(Goal): Each entry needs to be restated exactly as written.

════════════════════

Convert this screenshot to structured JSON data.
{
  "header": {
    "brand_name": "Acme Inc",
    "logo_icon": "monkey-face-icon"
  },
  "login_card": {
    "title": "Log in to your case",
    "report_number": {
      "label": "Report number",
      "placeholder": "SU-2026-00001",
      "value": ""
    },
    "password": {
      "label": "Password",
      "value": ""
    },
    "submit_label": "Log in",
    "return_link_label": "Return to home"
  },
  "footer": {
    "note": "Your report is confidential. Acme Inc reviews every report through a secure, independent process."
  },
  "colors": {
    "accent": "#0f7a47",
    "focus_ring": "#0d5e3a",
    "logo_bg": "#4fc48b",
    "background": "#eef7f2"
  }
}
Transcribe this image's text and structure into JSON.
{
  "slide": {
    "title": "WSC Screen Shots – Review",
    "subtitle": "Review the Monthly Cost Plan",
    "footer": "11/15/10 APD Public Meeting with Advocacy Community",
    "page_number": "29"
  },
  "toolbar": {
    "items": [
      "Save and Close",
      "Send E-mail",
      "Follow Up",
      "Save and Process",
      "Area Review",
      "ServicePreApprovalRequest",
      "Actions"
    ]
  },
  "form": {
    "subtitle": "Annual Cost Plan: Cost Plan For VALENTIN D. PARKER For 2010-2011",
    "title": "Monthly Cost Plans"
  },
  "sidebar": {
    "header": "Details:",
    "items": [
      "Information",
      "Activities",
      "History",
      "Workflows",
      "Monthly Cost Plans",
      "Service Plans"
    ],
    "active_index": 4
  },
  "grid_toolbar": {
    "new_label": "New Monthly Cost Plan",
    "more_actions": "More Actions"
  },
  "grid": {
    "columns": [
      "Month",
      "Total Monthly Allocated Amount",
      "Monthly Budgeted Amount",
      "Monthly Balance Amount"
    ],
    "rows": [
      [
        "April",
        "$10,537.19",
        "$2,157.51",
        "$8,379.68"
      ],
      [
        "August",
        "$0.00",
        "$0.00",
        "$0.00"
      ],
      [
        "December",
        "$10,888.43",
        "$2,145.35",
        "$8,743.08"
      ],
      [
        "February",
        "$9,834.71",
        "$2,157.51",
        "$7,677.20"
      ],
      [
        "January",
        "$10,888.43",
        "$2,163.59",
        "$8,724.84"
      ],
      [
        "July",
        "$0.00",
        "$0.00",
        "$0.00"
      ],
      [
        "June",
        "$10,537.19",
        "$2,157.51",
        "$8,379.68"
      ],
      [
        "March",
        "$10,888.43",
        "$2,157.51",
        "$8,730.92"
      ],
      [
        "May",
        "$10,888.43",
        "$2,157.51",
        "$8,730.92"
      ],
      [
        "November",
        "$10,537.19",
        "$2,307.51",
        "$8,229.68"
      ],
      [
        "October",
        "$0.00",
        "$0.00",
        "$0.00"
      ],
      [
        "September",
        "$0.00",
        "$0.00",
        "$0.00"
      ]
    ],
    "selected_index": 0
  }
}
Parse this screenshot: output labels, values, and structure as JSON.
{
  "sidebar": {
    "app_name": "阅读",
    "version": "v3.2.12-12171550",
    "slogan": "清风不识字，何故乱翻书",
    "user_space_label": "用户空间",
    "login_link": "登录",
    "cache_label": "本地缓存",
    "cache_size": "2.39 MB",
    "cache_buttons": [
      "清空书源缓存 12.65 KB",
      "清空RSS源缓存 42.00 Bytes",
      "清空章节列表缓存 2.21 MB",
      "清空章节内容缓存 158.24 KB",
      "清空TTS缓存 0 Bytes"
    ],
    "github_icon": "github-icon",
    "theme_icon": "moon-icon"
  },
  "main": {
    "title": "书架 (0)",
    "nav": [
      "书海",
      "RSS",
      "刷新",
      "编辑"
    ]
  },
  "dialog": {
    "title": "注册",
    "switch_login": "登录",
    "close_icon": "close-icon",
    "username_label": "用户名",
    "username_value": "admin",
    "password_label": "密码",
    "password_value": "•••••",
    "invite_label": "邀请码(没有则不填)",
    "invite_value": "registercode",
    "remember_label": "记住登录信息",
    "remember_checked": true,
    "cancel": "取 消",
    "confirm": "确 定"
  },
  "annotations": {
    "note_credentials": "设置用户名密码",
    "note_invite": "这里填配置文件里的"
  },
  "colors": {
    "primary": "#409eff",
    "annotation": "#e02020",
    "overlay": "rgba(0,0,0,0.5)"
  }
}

════════════════════

(Result of this exercise):
Convert this screenshot to structured JSON data.
{
  "header": {
    "brand_name": "Acme Inc",
    "logo_icon": "monkey-face-icon"
  },
  "login_card": {
    "title": "Log in to your case",
    "report_number": {
      "label": "Report number",
      "placeholder": "SU-2026-00001",
      "value": ""
    },
    "password": {
      "label": "Password",
      "value": ""
    },
    "submit_label": "Log in",
    "return_link_label": "Return to home"
  },
  "footer": {
    "note": "Your report is confidential. Acme Inc reviews every report through a secure, independent process."
  },
  "colors": {
    "accent": "#0f7a47",
    "focus_ring": "#0d5e3a",
    "logo_bg": "#4fc48b",
    "background": "#eef7f2"
  }
}
Transcribe this image's text and structure into JSON.
{
  "slide": {
    "title": "WSC Screen Shots – Review",
    "subtitle": "Review the Monthly Cost Plan",
    "footer": "11/15/10 APD Public Meeting with Advocacy Community",
    "page_number": "29"
  },
  "toolbar": {
    "items": [
      "Save and Close",
      "Send E-mail",
      "Follow Up",
      "Save and Process",
      "Area Review",
      "ServicePreApprovalRequest",
      "Actions"
    ]
  },
  "form": {
    "subtitle": "Annual Cost Plan: Cost Plan For VALENTIN D. PARKER For 2010-2011",
    "title": "Monthly Cost Plans"
  },
  "sidebar": {
    "header": "Details:",
    "items": [
      "Information",
      "Activities",
      "History",
      "Workflows",
      "Monthly Cost Plans",
      "Service Plans"
    ],
    "active_index": 4
  },
  "grid_toolbar": {
    "new_label": "New Monthly Cost Plan",
    "more_actions": "More Actions"
  },
  "grid": {
    "columns": [
      "Month",
      "Total Monthly Allocated Amount",
      "Monthly Budgeted Amount",
      "Monthly Balance Amount"
    ],
    "rows": [
      [
        "April",
        "$10,537.19",
        "$2,157.51",
        "$8,379.68"
      ],
      [
        "August",
        "$0.00",
        "$0.00",
        "$0.00"
      ],
      [
        "December",
        "$10,888.43",
        "$2,145.35",
        "$8,743.08"
      ],
      [
        "February",
        "$9,834.71",
        "$2,157.51",
        "$7,677.20"
      ],
      [
        "January",
        "$10,888.43",
        "$2,163.59",
        "$8,724.84"
      ],
      [
        "July",
        "$0.00",
        "$0.00",
        "$0.00"
      ],
      [
        "June",
        "$10,537.19",
        "$2,157.51",
        "$8,379.68"
      ],
      [
        "March",
        "$10,888.43",
        "$2,157.51",
        "$8,730.92"
      ],
      [
        "May",
        "$10,888.43",
        "$2,157.51",
        "$8,730.92"
      ],
      [
        "November",
        "$10,537.19",
        "$2,307.51",
        "$8,229.68"
      ],
      [
        "October",
        "$0.00",
        "$0.00",
        "$0.00"
      ],
      [
        "September",
        "$0.00",
        "$0.00",
        "$0.00"
      ]
    ],
    "selected_index": 0
  }
}
Parse this screenshot: output labels, values, and structure as JSON.
{
  "sidebar": {
    "app_name": "阅读",
    "version": "v3.2.12-12171550",
    "slogan": "清风不识字，何故乱翻书",
    "user_space_label": "用户空间",
    "login_link": "登录",
    "cache_label": "本地缓存",
    "cache_size": "2.39 MB",
    "cache_buttons": [
      "清空书源缓存 12.65 KB",
      "清空RSS源缓存 42.00 Bytes",
      "清空章节列表缓存 2.21 MB",
      "清空章节内容缓存 158.24 KB",
      "清空TTS缓存 0 Bytes"
    ],
    "github_icon": "github-icon",
    "theme_icon": "moon-icon"
  },
  "main": {
    "title": "书架 (0)",
    "nav": [
      "书海",
      "RSS",
      "刷新",
      "编辑"
    ]
  },
  "dialog": {
    "title": "注册",
    "switch_login": "登录",
    "close_icon": "close-icon",
    "username_label": "用户名",
    "username_value": "admin",
    "password_label": "密码",
    "password_value": "•••••",
    "invite_label": "邀请码(没有则不填)",
    "invite_value": "registercode",
    "remember_label": "记住登录信息",
    "remember_checked": true,
    "cancel": "取 消",
    "confirm": "确 定"
  },
  "annotations": {
    "note_credentials": "设置用户名密码",
    "note_invite": "这里填配置文件里的"
  },
  "colors": {
    "primary": "#409eff",
    "annotation": "#e02020",
    "overlay": "rgba(0,0,0,0.5)"
  }
}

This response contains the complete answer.